--- DATASET EXTRACT ---
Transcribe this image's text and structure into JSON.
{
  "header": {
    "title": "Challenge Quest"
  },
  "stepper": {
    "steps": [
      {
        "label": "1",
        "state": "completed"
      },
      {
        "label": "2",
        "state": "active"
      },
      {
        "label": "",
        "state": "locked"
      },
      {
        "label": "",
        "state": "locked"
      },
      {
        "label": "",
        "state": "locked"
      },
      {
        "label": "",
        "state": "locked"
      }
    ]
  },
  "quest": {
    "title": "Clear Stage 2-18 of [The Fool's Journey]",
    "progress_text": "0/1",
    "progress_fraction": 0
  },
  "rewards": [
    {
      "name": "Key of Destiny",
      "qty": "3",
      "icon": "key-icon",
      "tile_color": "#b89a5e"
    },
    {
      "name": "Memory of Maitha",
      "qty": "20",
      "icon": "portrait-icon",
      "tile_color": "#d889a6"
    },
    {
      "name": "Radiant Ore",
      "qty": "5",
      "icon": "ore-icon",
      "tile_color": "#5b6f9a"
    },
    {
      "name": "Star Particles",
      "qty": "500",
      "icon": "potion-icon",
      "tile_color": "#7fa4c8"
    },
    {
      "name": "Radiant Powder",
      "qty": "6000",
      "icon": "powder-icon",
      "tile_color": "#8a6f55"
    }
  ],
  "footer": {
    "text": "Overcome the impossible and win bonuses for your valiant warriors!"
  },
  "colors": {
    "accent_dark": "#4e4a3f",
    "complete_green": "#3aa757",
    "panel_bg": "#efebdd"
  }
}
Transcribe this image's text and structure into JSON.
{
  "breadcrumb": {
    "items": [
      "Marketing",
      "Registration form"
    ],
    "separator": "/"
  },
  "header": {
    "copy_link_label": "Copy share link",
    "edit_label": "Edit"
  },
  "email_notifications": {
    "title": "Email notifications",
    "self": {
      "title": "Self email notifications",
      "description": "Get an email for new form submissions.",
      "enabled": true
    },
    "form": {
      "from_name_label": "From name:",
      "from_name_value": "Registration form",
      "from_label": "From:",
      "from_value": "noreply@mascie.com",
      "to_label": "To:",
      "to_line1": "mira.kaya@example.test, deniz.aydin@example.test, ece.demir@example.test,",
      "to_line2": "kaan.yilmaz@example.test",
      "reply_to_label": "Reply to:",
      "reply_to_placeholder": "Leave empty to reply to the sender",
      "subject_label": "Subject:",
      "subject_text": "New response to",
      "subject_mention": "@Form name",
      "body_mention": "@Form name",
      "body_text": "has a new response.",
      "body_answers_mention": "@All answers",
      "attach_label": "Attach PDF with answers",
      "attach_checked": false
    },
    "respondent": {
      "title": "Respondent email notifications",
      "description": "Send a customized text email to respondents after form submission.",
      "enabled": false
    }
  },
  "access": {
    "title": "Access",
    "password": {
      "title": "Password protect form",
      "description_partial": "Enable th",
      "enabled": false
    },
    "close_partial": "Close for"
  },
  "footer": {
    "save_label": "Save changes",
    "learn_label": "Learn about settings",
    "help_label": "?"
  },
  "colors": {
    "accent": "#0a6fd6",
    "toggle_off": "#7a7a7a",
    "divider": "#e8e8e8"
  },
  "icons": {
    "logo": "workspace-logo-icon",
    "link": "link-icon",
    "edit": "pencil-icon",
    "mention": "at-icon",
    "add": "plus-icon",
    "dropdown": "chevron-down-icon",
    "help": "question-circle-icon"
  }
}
---
REQUIREMENTS — Without leaving anything out, give the entries again exactly.

WORKED SOLUTION —
Transcribe this image's text and structure into JSON.
{
  "header": {
    "title": "Challenge Quest"
  },
  "stepper": {
    "steps": [
      {
        "label": "1",
        "state": "completed"
      },
      {
        "label": "2",
        "state": "active"
      },
      {
        "label": "",
        "state": "locked"
      },
      {
        "label": "",
        "state": "locked"
      },
      {
        "label": "",
        "state": "locked"
      },
      {
        "label": "",
        "state": "locked"
      }
    ]
  },
  "quest": {
    "title": "Clear Stage 2-18 of [The Fool's Journey]",
    "progress_text": "0/1",
    "progress_fraction": 0
  },
  "rewards": [
    {
      "name": "Key of Destiny",
      "qty": "3",
      "icon": "key-icon",
      "tile_color": "#b89a5e"
    },
    {
      "name": "Memory of Maitha",
      "qty": "20",
      "icon": "portrait-icon",
      "tile_color": "#d889a6"
    },
    {
      "name": "Radiant Ore",
      "qty": "5",
      "icon": "ore-icon",
      "tile_color": "#5b6f9a"
    },
    {
      "name": "Star Particles",
      "qty": "500",
      "icon": "potion-icon",
      "tile_color": "#7fa4c8"
    },
    {
      "name": "Radiant Powder",
      "qty": "6000",
      "icon": "powder-icon",
      "tile_color": "#8a6f55"
    }
  ],
  "footer": {
    "text": "Overcome the impossible and win bonuses for your valiant warriors!"
  },
  "colors": {
    "accent_dark": "#4e4a3f",
    "complete_green": "#3aa757",
    "panel_bg": "#efebdd"
  }
}
Transcribe this image's text and structure into JSON.
{
  "breadcrumb": {
    "items": [
      "Marketing",
      "Registration form"
    ],
    "separator": "/"
  },
  "header": {
    "copy_link_label": "Copy share link",
    "edit_label": "Edit"
  },
  "email_notifications": {
    "title": "Email notifications",
    "self": {
      "title": "Self email notifications",
      "description": "Get an email for new form submissions.",
      "enabled": true
    },
    "form": {
      "from_name_label": "From name:",
      "from_name_value": "Registration form",
      "from_label": "From:",
      "from_value": "noreply@mascie.com",
      "to_label": "To:",
      "to_line1": "mira.kaya@example.test, deniz.aydin@example.test, ece.demir@example.test,",
      "to_line2": "kaan.yilmaz@example.test",
      "reply_to_label": "Reply to:",
      "reply_to_placeholder": "Leave empty to reply to the sender",
      "subject_label": "Subject:",
      "subject_text": "New response to",
      "subject_mention": "@Form name",
      "body_mention": "@Form name",
      "body_text": "has a new response.",
      "body_answers_mention": "@All answers",
      "attach_label": "Attach PDF with answers",
      "attach_checked": false
    },
    "respondent": {
      "title": "Respondent email notifications",
      "description": "Send a customized text email to respondents after form submission.",
      "enabled": false
    }
  },
  "access": {
    "title": "Access",
    "password": {
      "title": "Password protect form",
      "description_partial": "Enable th",
      "enabled": false
    },
    "close_partial": "Close for"
  },
  "footer": {
    "save_label": "Save changes",
    "learn_label": "Learn about settings",
    "help_label": "?"
  },
  "colors": {
    "accent": "#0a6fd6",
    "toggle_off": "#7a7a7a",
    "divider": "#e8e8e8"
  },
  "icons": {
    "logo": "workspace-logo-icon",
    "link": "link-icon",
    "edit": "pencil-icon",
    "mention": "at-icon",
    "add": "plus-icon",
    "dropdown": "chevron-down-icon",
    "help": "question-circle-icon"
  }
}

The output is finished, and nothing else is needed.